__Given task__. Could you write out the records below exactly as they appear, leaving out any pictures?

__Records shown__.
>>>>>

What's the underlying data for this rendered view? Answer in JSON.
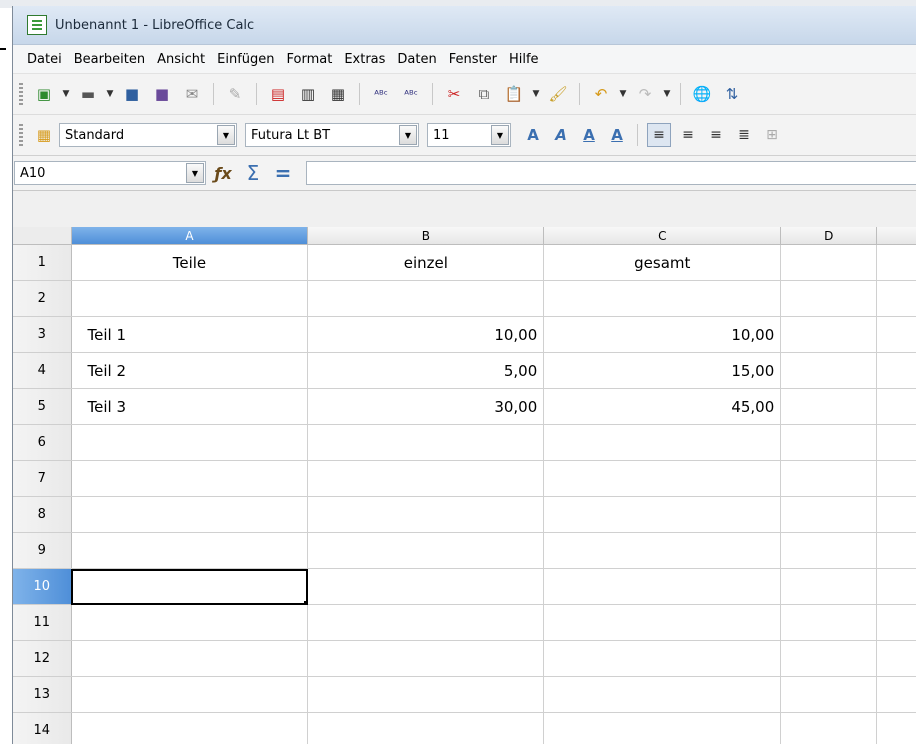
{
  "window": {
    "title": "Unbenannt 1 - LibreOffice Calc"
  },
  "menu": [
    "Datei",
    "Bearbeiten",
    "Ansicht",
    "Einfügen",
    "Format",
    "Extras",
    "Daten",
    "Fenster",
    "Hilfe"
  ],
  "format_bar": {
    "style": "Standard",
    "font": "Futura Lt BT",
    "size": "11"
  },
  "formula_bar": {
    "cell_ref": "A10",
    "content": ""
  },
  "sheet": {
    "columns": [
      "A",
      "B",
      "C",
      "D"
    ],
    "selected_column": "A",
    "selected_row": "10",
    "rows": [
      {
        "n": "1",
        "a": "Teile",
        "b": "einzel",
        "c": "gesamt",
        "d": ""
      },
      {
        "n": "2",
        "a": "",
        "b": "",
        "c": "",
        "d": ""
      },
      {
        "n": "3",
        "a": "Teil 1",
        "b": "10,00",
        "c": "10,00",
        "d": ""
      },
      {
        "n": "4",
        "a": "Teil 2",
        "b": "5,00",
        "c": "15,00",
        "d": ""
      },
      {
        "n": "5",
        "a": "Teil 3",
        "b": "30,00",
        "c": "45,00",
        "d": ""
      },
      {
        "n": "6",
        "a": "",
        "b": "",
        "c": "",
        "d": ""
      },
      {
        "n": "7",
        "a": "",
        "b": "",
        "c": "",
        "d": ""
      },
      {
        "n": "8",
        "a": "",
        "b": "",
        "c": "",
        "d": ""
      },
      {
        "n": "9",
        "a": "",
        "b": "",
        "c": "",
        "d": ""
      },
      {
        "n": "10",
        "a": "",
        "b": "",
        "c": "",
        "d": ""
      },
      {
        "n": "11",
        "a": "",
        "b": "",
        "c": "",
        "d": ""
      },
      {
        "n": "12",
        "a": "",
        "b": "",
        "c": "",
        "d": ""
      },
      {
        "n": "13",
        "a": "",
        "b": "",
        "c": "",
        "d": ""
      },
      {
        "n": "14",
        "a": "",
        "b": "",
        "c": "",
        "d": ""
      }
    ]
  }
}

<<<<<

__Final result__.
What's the underlying data for this rendered view? Answer in JSON.
{
  "window": {
    "title": "Unbenannt 1 - LibreOffice Calc"
  },
  "menu": [
    "Datei",
    "Bearbeiten",
    "Ansicht",
    "Einfügen",
    "Format",
    "Extras",
    "Daten",
    "Fenster",
    "Hilfe"
  ],
  "format_bar": {
    "style": "Standard",
    "font": "Futura Lt BT",
    "size": "11"
  },
  "formula_bar": {
    "cell_ref": "A10",
    "content": ""
  },
  "sheet": {
    "columns": [
      "A",
      "B",
      "C",
      "D"
    ],
    "selected_column": "A",
    "selected_row": "10",
    "rows": [
      {
        "n": "1",
        "a": "Teile",
        "b": "einzel",
        "c": "gesamt",
        "d": ""
      },
      {
        "n": "2",
        "a": "",
        "b": "",
        "c": "",
        "d": ""
      },
      {
        "n": "3",
        "a": "Teil 1",
        "b": "10,00",
        "c": "10,00",
        "d": ""
      },
      {
        "n": "4",
        "a": "Teil 2",
        "b": "5,00",
        "c": "15,00",
        "d": ""
      },
      {
        "n": "5",
        "a": "Teil 3",
        "b": "30,00",
        "c": "45,00",
        "d": ""
      },
      {
        "n": "6",
        "a": "",
        "b": "",
        "c": "",
        "d": ""
      },
      {
        "n": "7",
        "a": "",
        "b": "",
        "c": "",
        "d": ""
      },
      {
        "n": "8",
        "a": "",
        "b": "",
        "c": "",
        "d": ""
      },
      {
        "n": "9",
        "a": "",
        "b": "",
        "c": "",
        "d": ""
      },
      {
        "n": "10",
        "a": "",
        "b": "",
        "c": "",
        "d": ""
      },
      {
        "n": "11",
        "a": "",
        "b": "",
        "c": "",
        "d": ""
      },
      {
        "n": "12",
        "a": "",
        "b": "",
        "c": "",
        "d": ""
      },
      {
        "n": "13",
        "a": "",
        "b": "",
        "c": "",
        "d": ""
      },
      {
        "n": "14",
        "a": "",
        "b": "",
        "c": "",
        "d": ""
      }
    ]
  }
}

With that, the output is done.